What to work on: Tally the lines in these records that hold the string "إحلال", and reply with the number alone.

Collected data:
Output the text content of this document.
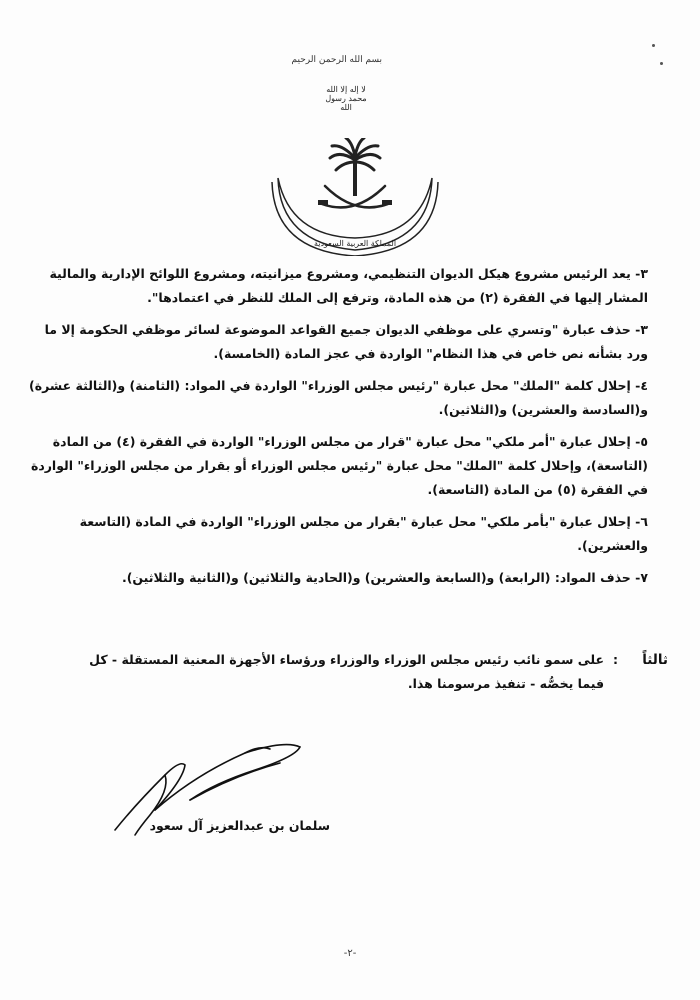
بسم الله الرحمن الرحيم
لا إله إلا الله محمد رسول الله
المملكة العربية السعودية

٣- يعد الرئيس مشروع هيكل الديوان التنظيمي، ومشروع ميزانيته، ومشروع اللوائح الإدارية والمالية المشار إليها في الفقرة (٢) من هذه المادة، وترفع إلى الملك للنظر في اعتمادها".

٣- حذف عبارة "وتسري على موظفي الديوان جميع القواعد الموضوعة لسائر موظفي الحكومة إلا ما ورد بشأنه نص خاص في هذا النظام" الواردة في عجز المادة (الخامسة).

٤- إحلال كلمة "الملك" محل عبارة "رئيس مجلس الوزراء" الواردة في المواد: (الثامنة) و(الثالثة عشرة) و(السادسة والعشرين) و(الثلاثين).

٥- إحلال عبارة "أمر ملكي" محل عبارة "قرار من مجلس الوزراء" الواردة في الفقرة (٤) من المادة (التاسعة)، وإحلال كلمة "الملك" محل عبارة "رئيس مجلس الوزراء أو بقرار من مجلس الوزراء" الواردة في الفقرة (٥) من المادة (التاسعة).

٦- إحلال عبارة "بأمر ملكي" محل عبارة "بقرار من مجلس الوزراء" الواردة في المادة (التاسعة والعشرين).

٧- حذف المواد: (الرابعة) و(السابعة والعشرين) و(الحادية والثلاثين) و(الثانية والثلاثين).

ثالثاً
:
على سمو نائب رئيس مجلس الوزراء والوزراء ورؤساء الأجهزة المعنية المستقلة - كل فيما يخصُّه - تنفيذ مرسومنا هذا.
سلمان بن عبدالعزيز آل سعود
-٢-
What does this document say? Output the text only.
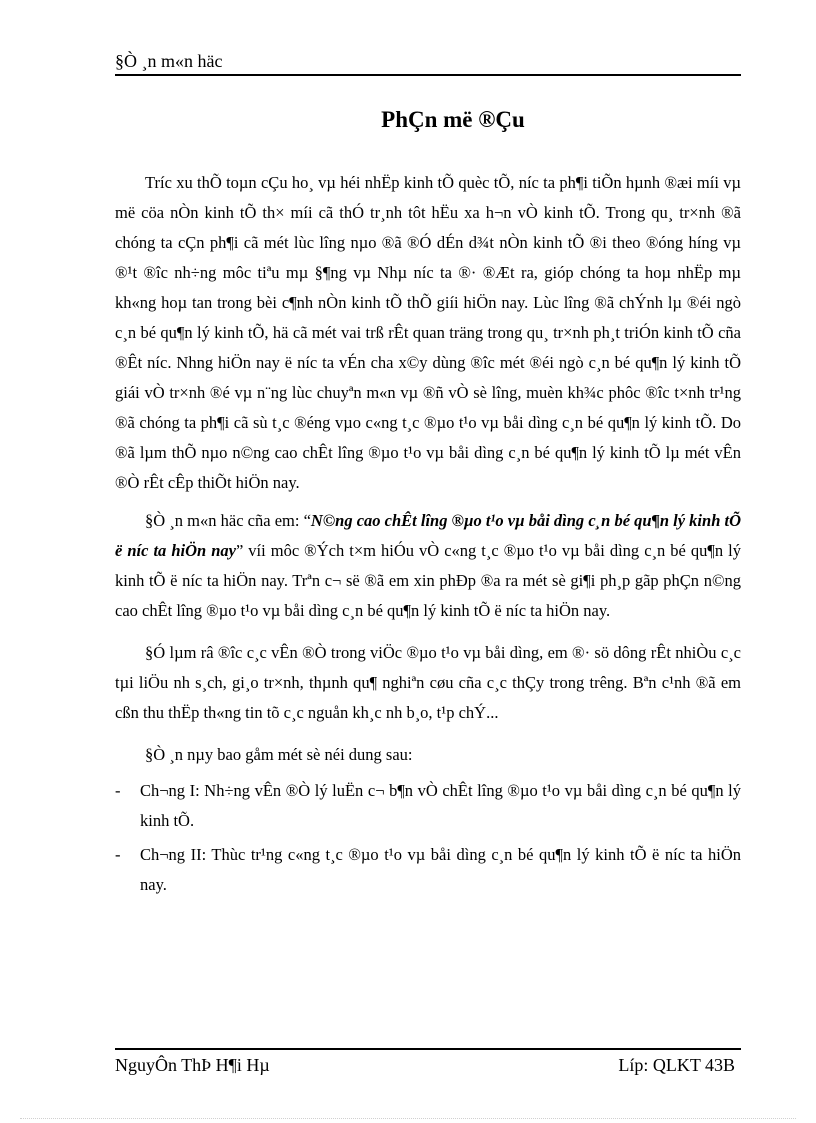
§Ò ¸n m«n häc
PhÇn më ®Çu

Tríc xu thÕ toµn cÇu ho¸ vµ héi nhËp kinh tÕ quèc tÕ, níc ta ph¶i tiÕn hµnh ®æi míi vµ më cöa nÒn kinh tÕ th× míi cã thÓ tr¸nh tôt hËu xa h¬n vÒ kinh tÕ. Trong qu¸ tr×nh ®ã chóng ta cÇn ph¶i cã mét lùc lîng nµo ®ã ®Ó dÉn d¾t nÒn kinh tÕ ®i theo ®óng híng vµ ®¹t ®îc nh÷ng môc tiªu mµ §¶ng vµ Nhµ níc ta ®· ®Æt ra, gióp chóng ta hoµ nhËp mµ kh«ng hoµ tan trong bèi c¶nh nÒn kinh tÕ thÕ giíi hiÖn nay. Lùc lîng ®ã chÝnh lµ ®éi ngò c¸n bé qu¶n lý kinh tÕ, hä cã mét vai trß rÊt quan träng trong qu¸ tr×nh ph¸t triÓn kinh tÕ cña ®Êt níc. Nhng hiÖn nay ë níc ta vÉn cha x©y dùng ®îc mét ®éi ngò c¸n bé qu¶n lý kinh tÕ giái vÒ tr×nh ®é vµ n¨ng lùc chuyªn m«n vµ ®ñ vÒ sè lîng, muèn kh¾c phôc ®îc t×nh tr¹ng ®ã chóng ta ph¶i cã sù t¸c ®éng vµo c«ng t¸c ®µo t¹o vµ båi dìng c¸n bé qu¶n lý kinh tÕ. Do ®ã lµm thÕ nµo n©ng cao chÊt lîng ®µo t¹o vµ båi dìng c¸n bé qu¶n lý kinh tÕ lµ mét vÊn ®Ò rÊt cÊp thiÕt hiÖn nay.

§Ò ¸n m«n häc cña em: “N©ng cao chÊt lîng ®µo t¹o vµ båi dìng c¸n bé qu¶n lý kinh tÕ ë níc ta hiÖn nay” víi môc ®Ých t×m hiÓu vÒ c«ng t¸c ®µo t¹o vµ båi dìng c¸n bé qu¶n lý kinh tÕ ë níc ta hiÖn nay. Trªn c¬ së ®ã em xin phÐp ®a ra mét sè gi¶i ph¸p gãp phÇn n©ng cao chÊt lîng ®µo t¹o vµ båi dìng c¸n bé qu¶n lý kinh tÕ ë níc ta hiÖn nay.

§Ó lµm râ ®îc c¸c vÊn ®Ò trong viÖc ®µo t¹o vµ båi dìng, em ®· sö dông rÊt nhiÒu c¸c tµi liÖu nh s¸ch, gi¸o tr×nh, thµnh qu¶ nghiªn cøu cña c¸c thÇy trong trêng. Bªn c¹nh ®ã em cßn thu thËp th«ng tin tõ c¸c nguån kh¸c nh b¸o, t¹p chÝ...

§Ò ¸n nµy bao gåm mét sè néi dung sau:

- Ch¬ng I: Nh÷ng vÊn ®Ò lý luËn c¬ b¶n vÒ chÊt lîng ®µo t¹o vµ båi dìng c¸n bé qu¶n lý kinh tÕ.
- Ch¬ng II: Thùc tr¹ng c«ng t¸c ®µo t¹o vµ båi dìng c¸n bé qu¶n lý kinh tÕ ë níc ta hiÖn nay.
NguyÔn ThÞ H¶i Hµ	Líp: QLKT 43B
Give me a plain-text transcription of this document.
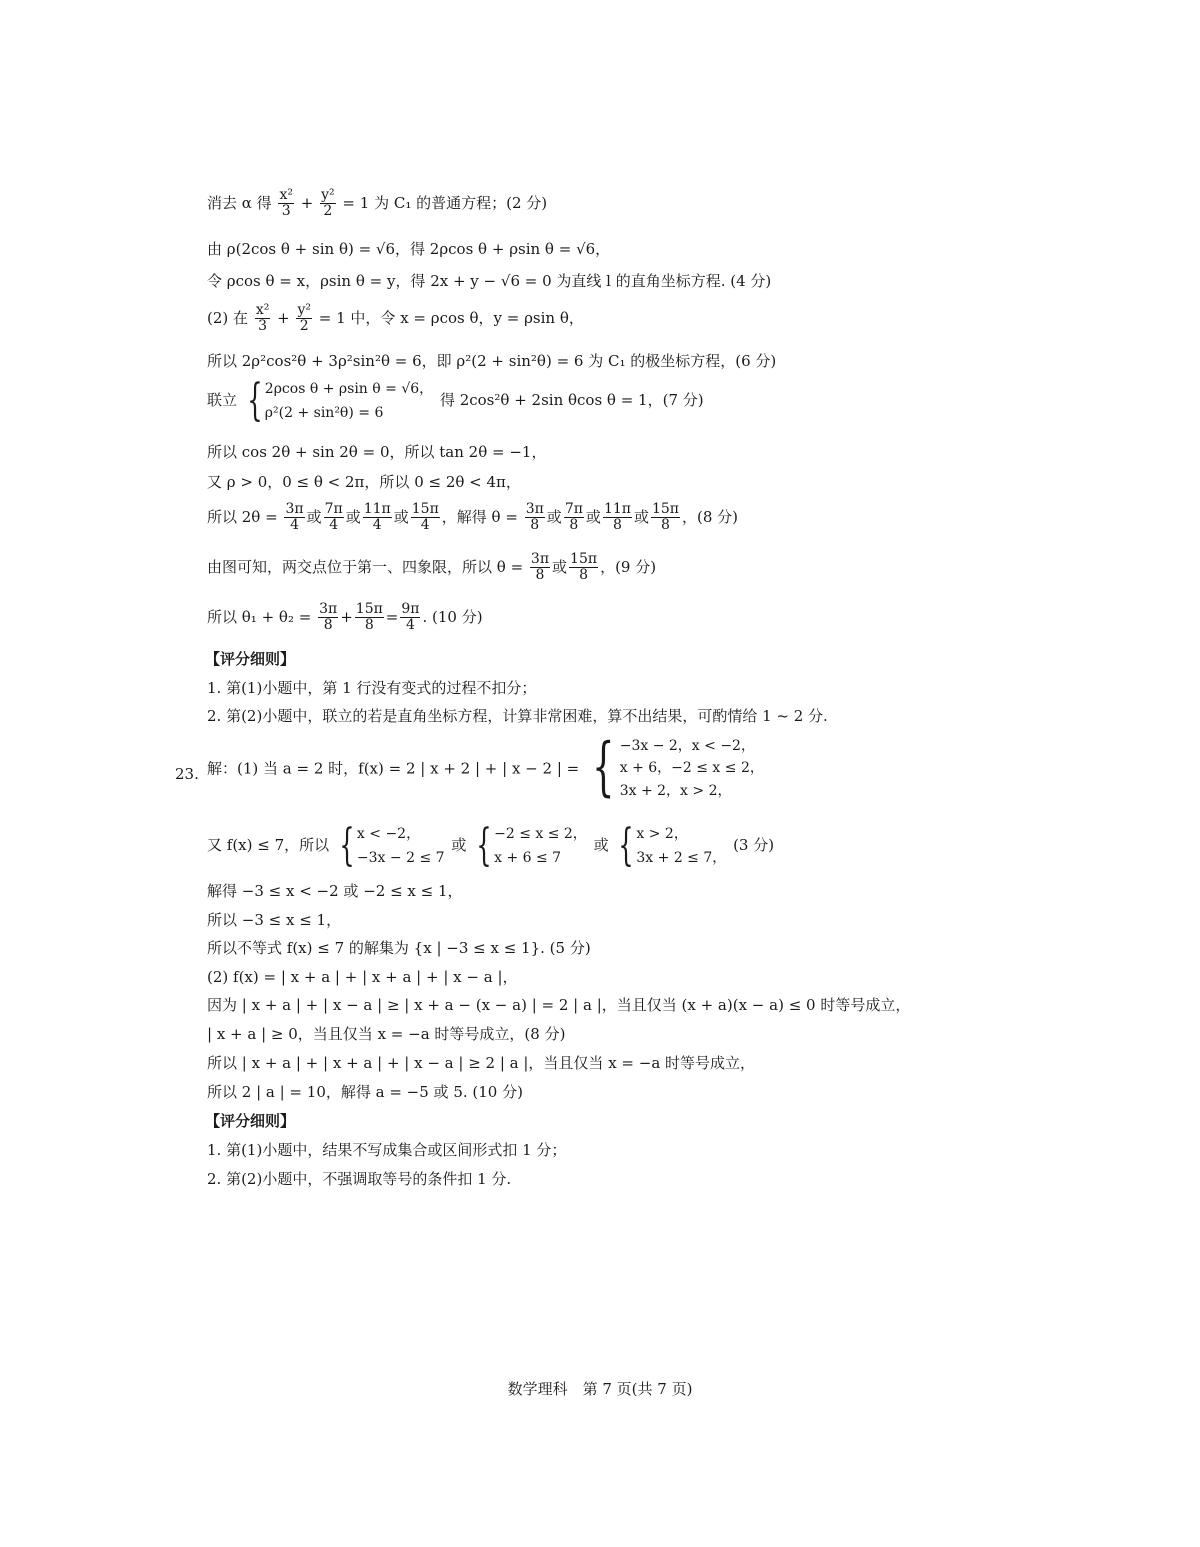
消去 α 得 $\frac{\text{x²}}{3} + \frac{\text{y²}}{2} = 1$ 为 C₁ 的普通方程；(2 分)
由 ρ(2cos θ + sin θ) = √6，得 2ρcos θ + ρsin θ = √6，
令 ρcos θ = x，ρsin θ = y，得 2x + y − √6 = 0 为直线 l 的直角坐标方程. (4 分)
(2) 在 $\frac{\text{x²}}{3} + \frac{\text{y²}}{2} = 1$ 中，令 x = ρcos θ，y = ρsin θ，
所以 2ρ²cos²θ + 3ρ²sin²θ = 6，即 ρ²(2 + sin²θ) = 6 为 C₁ 的极坐标方程，(6 分)
联立 { 2ρcos θ + ρsin θ = √6，
ρ²(2 + sin²θ) = 6
得 2cos²θ + 2sin θcos θ = 1，(7 分)
所以 cos 2θ + sin 2θ = 0，所以 tan 2θ = −1，
又 ρ > 0，0 ≤ θ < 2π，所以 0 ≤ 2θ < 4π，
所以 $2\theta = \frac{3\pi}{4}$ 或 $\frac{7\pi}{4}$ 或 $\frac{11\pi}{4}$ 或 $\frac{15\pi}{4}$ ，解得 $\theta = \frac{3\pi}{8}$ 或 $\frac{7\pi}{8}$ 或 $\frac{11\pi}{8}$ 或 $\frac{15\pi}{8}$ ，(8 分)
由图可知，两交点位于第一、四象限，所以 $\theta = \frac{3\pi}{8}$ 或 $\frac{15\pi}{8}$ ，(9 分)
所以 $\theta_1 + \theta_2 = \frac{3\pi}{8} + \frac{15\pi}{8} = \frac{9\pi}{4}$ . (10 分)
【评分细则】
1. 第(1)小题中，第 1 行没有变式的过程不扣分；
2. 第(2)小题中，联立的若是直角坐标方程，计算非常困难，算不出结果，可酌情给 1 ~ 2 分.
23. 解：(1) 当 a = 2 时，f(x) = 2 | x + 2 | + | x − 2 | = { −3x − 2，x < −2，
x + 6，−2 ≤ x ≤ 2，
3x + 2，x > 2，
又 f(x) ≤ 7，所以 { x < −2，
−3x − 2 ≤ 7
或 { −2 ≤ x ≤ 2，
x + 6 ≤ 7
或 { x > 2，
3x + 2 ≤ 7，
(3 分)
解得 −3 ≤ x < −2 或 −2 ≤ x ≤ 1，
所以 −3 ≤ x ≤ 1，
所以不等式 f(x) ≤ 7 的解集为 {x | −3 ≤ x ≤ 1}. (5 分)
(2) f(x) = | x + a | + | x + a | + | x − a |，
因为 | x + a | + | x − a | ≥ | x + a − (x − a) | = 2 | a |，当且仅当 (x + a)(x − a) ≤ 0 时等号成立，
| x + a | ≥ 0，当且仅当 x = −a 时等号成立，(8 分)
所以 | x + a | + | x + a | + | x − a | ≥ 2 | a |，当且仅当 x = −a 时等号成立，
所以 2 | a | = 10，解得 a = −5 或 5. (10 分)
【评分细则】
1. 第(1)小题中，结果不写成集合或区间形式扣 1 分；
2. 第(2)小题中，不强调取等号的条件扣 1 分.
数学理科　第 7 页(共 7 页)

Final answer: 3